--- START Exercise inputs ---
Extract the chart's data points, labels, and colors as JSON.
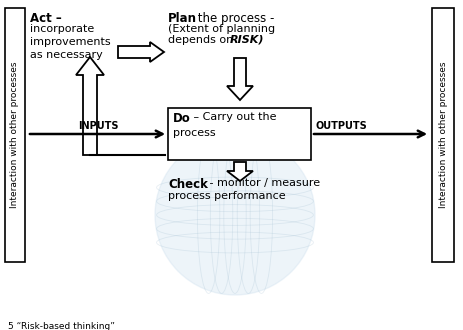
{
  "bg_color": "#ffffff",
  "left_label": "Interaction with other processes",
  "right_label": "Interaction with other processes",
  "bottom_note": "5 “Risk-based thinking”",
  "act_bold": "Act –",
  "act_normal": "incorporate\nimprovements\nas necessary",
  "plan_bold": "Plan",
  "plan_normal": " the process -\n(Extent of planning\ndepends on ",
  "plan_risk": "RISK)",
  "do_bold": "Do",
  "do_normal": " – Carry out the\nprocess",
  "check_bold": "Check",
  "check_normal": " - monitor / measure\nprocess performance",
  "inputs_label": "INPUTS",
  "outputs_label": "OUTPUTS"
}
--- END Exercise inputs ---
Make an exact copy of all the material, but keep the pictures out of it.

Extract the chart's data points, labels, and colors as JSON.
{
  "bg_color": "#ffffff",
  "left_label": "Interaction with other processes",
  "right_label": "Interaction with other processes",
  "bottom_note": "5 “Risk-based thinking”",
  "act_bold": "Act –",
  "act_normal": "incorporate\nimprovements\nas necessary",
  "plan_bold": "Plan",
  "plan_normal": " the process -\n(Extent of planning\ndepends on ",
  "plan_risk": "RISK)",
  "do_bold": "Do",
  "do_normal": " – Carry out the\nprocess",
  "check_bold": "Check",
  "check_normal": " - monitor / measure\nprocess performance",
  "inputs_label": "INPUTS",
  "outputs_label": "OUTPUTS"
}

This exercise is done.